## Written problem:
Give back the records below exactly, every one, with no pictures.

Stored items
━━━━━━━━━━━━━━━━━━━━

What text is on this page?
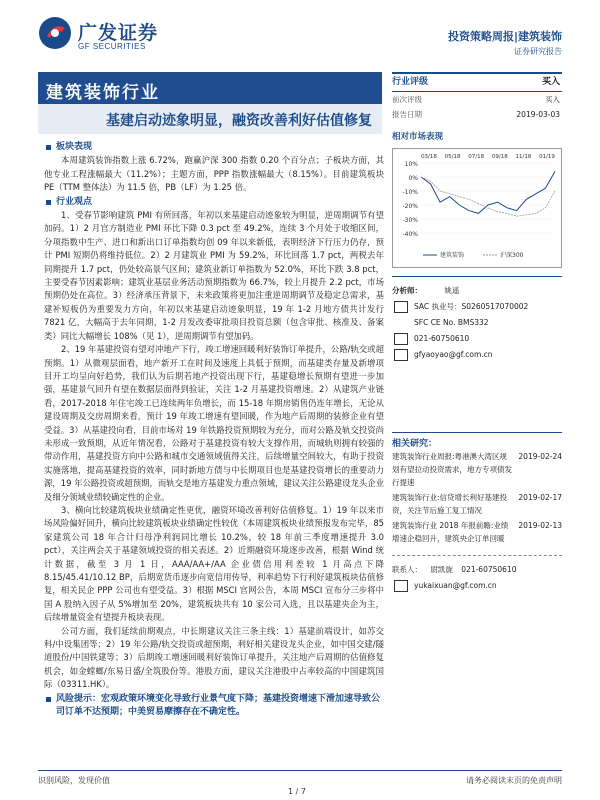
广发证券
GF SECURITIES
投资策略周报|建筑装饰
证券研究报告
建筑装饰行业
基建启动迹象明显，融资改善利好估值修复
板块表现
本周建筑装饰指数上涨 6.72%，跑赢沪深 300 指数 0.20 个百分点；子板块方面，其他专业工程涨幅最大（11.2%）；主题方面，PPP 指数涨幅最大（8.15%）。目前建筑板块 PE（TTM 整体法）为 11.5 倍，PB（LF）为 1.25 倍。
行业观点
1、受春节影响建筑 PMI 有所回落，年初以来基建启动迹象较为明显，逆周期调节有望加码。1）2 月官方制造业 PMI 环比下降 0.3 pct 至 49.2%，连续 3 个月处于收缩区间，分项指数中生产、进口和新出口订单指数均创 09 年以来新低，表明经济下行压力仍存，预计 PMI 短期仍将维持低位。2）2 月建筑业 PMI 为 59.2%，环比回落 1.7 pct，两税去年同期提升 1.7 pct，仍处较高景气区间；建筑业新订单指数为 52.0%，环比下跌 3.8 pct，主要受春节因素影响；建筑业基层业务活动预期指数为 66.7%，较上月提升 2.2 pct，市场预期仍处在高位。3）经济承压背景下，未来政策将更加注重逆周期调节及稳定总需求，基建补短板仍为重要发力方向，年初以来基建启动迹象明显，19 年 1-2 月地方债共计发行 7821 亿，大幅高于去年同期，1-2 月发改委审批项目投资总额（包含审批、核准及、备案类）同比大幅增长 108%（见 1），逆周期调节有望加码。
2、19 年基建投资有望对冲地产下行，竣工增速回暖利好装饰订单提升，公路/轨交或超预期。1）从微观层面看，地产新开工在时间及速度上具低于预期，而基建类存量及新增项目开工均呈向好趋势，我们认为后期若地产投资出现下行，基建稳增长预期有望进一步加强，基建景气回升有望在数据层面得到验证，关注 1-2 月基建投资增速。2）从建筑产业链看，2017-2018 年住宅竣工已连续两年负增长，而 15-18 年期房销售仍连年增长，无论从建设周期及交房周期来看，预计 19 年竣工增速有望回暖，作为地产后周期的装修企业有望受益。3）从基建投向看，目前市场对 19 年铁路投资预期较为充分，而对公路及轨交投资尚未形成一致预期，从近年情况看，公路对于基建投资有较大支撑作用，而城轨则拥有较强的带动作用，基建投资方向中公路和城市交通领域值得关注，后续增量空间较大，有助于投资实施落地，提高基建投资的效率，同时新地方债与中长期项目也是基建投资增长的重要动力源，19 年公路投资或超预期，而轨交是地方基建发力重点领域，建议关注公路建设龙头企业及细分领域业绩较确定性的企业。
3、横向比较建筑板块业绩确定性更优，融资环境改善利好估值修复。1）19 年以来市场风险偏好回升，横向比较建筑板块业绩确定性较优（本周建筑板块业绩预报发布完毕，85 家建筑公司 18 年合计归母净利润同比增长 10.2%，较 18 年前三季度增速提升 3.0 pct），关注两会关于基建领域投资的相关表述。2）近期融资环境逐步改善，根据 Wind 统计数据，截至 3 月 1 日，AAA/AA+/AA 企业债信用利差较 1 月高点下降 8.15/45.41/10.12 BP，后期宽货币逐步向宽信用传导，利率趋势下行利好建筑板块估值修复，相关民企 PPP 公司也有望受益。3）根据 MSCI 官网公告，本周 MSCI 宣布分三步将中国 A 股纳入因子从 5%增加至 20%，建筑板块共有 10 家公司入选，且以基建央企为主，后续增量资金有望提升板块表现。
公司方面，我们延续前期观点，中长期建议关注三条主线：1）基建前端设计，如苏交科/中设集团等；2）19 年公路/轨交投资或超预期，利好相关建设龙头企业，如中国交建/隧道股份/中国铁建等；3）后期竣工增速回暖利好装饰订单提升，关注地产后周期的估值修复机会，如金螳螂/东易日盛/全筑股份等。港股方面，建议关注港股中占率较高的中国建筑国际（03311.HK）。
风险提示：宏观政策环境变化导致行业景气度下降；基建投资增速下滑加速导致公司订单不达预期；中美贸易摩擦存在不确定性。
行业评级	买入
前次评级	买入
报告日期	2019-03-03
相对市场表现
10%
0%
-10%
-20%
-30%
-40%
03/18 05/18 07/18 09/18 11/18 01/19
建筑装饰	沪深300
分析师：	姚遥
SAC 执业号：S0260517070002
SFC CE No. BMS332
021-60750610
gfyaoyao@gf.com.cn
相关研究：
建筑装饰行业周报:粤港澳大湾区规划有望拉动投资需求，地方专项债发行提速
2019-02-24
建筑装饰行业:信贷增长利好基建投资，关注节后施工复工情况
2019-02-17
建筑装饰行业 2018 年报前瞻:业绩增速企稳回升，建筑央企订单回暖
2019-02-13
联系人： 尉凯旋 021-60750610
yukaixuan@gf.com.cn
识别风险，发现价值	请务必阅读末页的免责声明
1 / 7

━━━━━━━━━━━━━━━━━━━━

## Task solution:
What text is on this page?
广发证券
GF SECURITIES
投资策略周报|建筑装饰
证券研究报告
建筑装饰行业
基建启动迹象明显，融资改善利好估值修复
板块表现
本周建筑装饰指数上涨 6.72%，跑赢沪深 300 指数 0.20 个百分点；子板块方面，其他专业工程涨幅最大（11.2%）；主题方面，PPP 指数涨幅最大（8.15%）。目前建筑板块 PE（TTM 整体法）为 11.5 倍，PB（LF）为 1.25 倍。
行业观点
1、受春节影响建筑 PMI 有所回落，年初以来基建启动迹象较为明显，逆周期调节有望加码。1）2 月官方制造业 PMI 环比下降 0.3 pct 至 49.2%，连续 3 个月处于收缩区间，分项指数中生产、进口和新出口订单指数均创 09 年以来新低，表明经济下行压力仍存，预计 PMI 短期仍将维持低位。2）2 月建筑业 PMI 为 59.2%，环比回落 1.7 pct，两税去年同期提升 1.7 pct，仍处较高景气区间；建筑业新订单指数为 52.0%，环比下跌 3.8 pct，主要受春节因素影响；建筑业基层业务活动预期指数为 66.7%，较上月提升 2.2 pct，市场预期仍处在高位。3）经济承压背景下，未来政策将更加注重逆周期调节及稳定总需求，基建补短板仍为重要发力方向，年初以来基建启动迹象明显，19 年 1-2 月地方债共计发行 7821 亿，大幅高于去年同期，1-2 月发改委审批项目投资总额（包含审批、核准及、备案类）同比大幅增长 108%（见 1），逆周期调节有望加码。
2、19 年基建投资有望对冲地产下行，竣工增速回暖利好装饰订单提升，公路/轨交或超预期。1）从微观层面看，地产新开工在时间及速度上具低于预期，而基建类存量及新增项目开工均呈向好趋势，我们认为后期若地产投资出现下行，基建稳增长预期有望进一步加强，基建景气回升有望在数据层面得到验证，关注 1-2 月基建投资增速。2）从建筑产业链看，2017-2018 年住宅竣工已连续两年负增长，而 15-18 年期房销售仍连年增长，无论从建设周期及交房周期来看，预计 19 年竣工增速有望回暖，作为地产后周期的装修企业有望受益。3）从基建投向看，目前市场对 19 年铁路投资预期较为充分，而对公路及轨交投资尚未形成一致预期，从近年情况看，公路对于基建投资有较大支撑作用，而城轨则拥有较强的带动作用，基建投资方向中公路和城市交通领域值得关注，后续增量空间较大，有助于投资实施落地，提高基建投资的效率，同时新地方债与中长期项目也是基建投资增长的重要动力源，19 年公路投资或超预期，而轨交是地方基建发力重点领域，建议关注公路建设龙头企业及细分领域业绩较确定性的企业。
3、横向比较建筑板块业绩确定性更优，融资环境改善利好估值修复。1）19 年以来市场风险偏好回升，横向比较建筑板块业绩确定性较优（本周建筑板块业绩预报发布完毕，85 家建筑公司 18 年合计归母净利润同比增长 10.2%，较 18 年前三季度增速提升 3.0 pct），关注两会关于基建领域投资的相关表述。2）近期融资环境逐步改善，根据 Wind 统计数据，截至 3 月 1 日，AAA/AA+/AA 企业债信用利差较 1 月高点下降 8.15/45.41/10.12 BP，后期宽货币逐步向宽信用传导，利率趋势下行利好建筑板块估值修复，相关民企 PPP 公司也有望受益。3）根据 MSCI 官网公告，本周 MSCI 宣布分三步将中国 A 股纳入因子从 5%增加至 20%，建筑板块共有 10 家公司入选，且以基建央企为主，后续增量资金有望提升板块表现。
公司方面，我们延续前期观点，中长期建议关注三条主线：1）基建前端设计，如苏交科/中设集团等；2）19 年公路/轨交投资或超预期，利好相关建设龙头企业，如中国交建/隧道股份/中国铁建等；3）后期竣工增速回暖利好装饰订单提升，关注地产后周期的估值修复机会，如金螳螂/东易日盛/全筑股份等。港股方面，建议关注港股中占率较高的中国建筑国际（03311.HK）。
风险提示：宏观政策环境变化导致行业景气度下降；基建投资增速下滑加速导致公司订单不达预期；中美贸易摩擦存在不确定性。
行业评级	买入
前次评级	买入
报告日期	2019-03-03
相对市场表现
10%
0%
-10%
-20%
-30%
-40%
03/18 05/18 07/18 09/18 11/18 01/19
建筑装饰	沪深300
分析师：	姚遥
SAC 执业号：S0260517070002
SFC CE No. BMS332
021-60750610
gfyaoyao@gf.com.cn
相关研究：
建筑装饰行业周报:粤港澳大湾区规划有望拉动投资需求，地方专项债发行提速
2019-02-24
建筑装饰行业:信贷增长利好基建投资，关注节后施工复工情况
2019-02-17
建筑装饰行业 2018 年报前瞻:业绩增速企稳回升，建筑央企订单回暖
2019-02-13
联系人： 尉凯旋 021-60750610
yukaixuan@gf.com.cn
识别风险，发现价值	请务必阅读末页的免责声明
1 / 7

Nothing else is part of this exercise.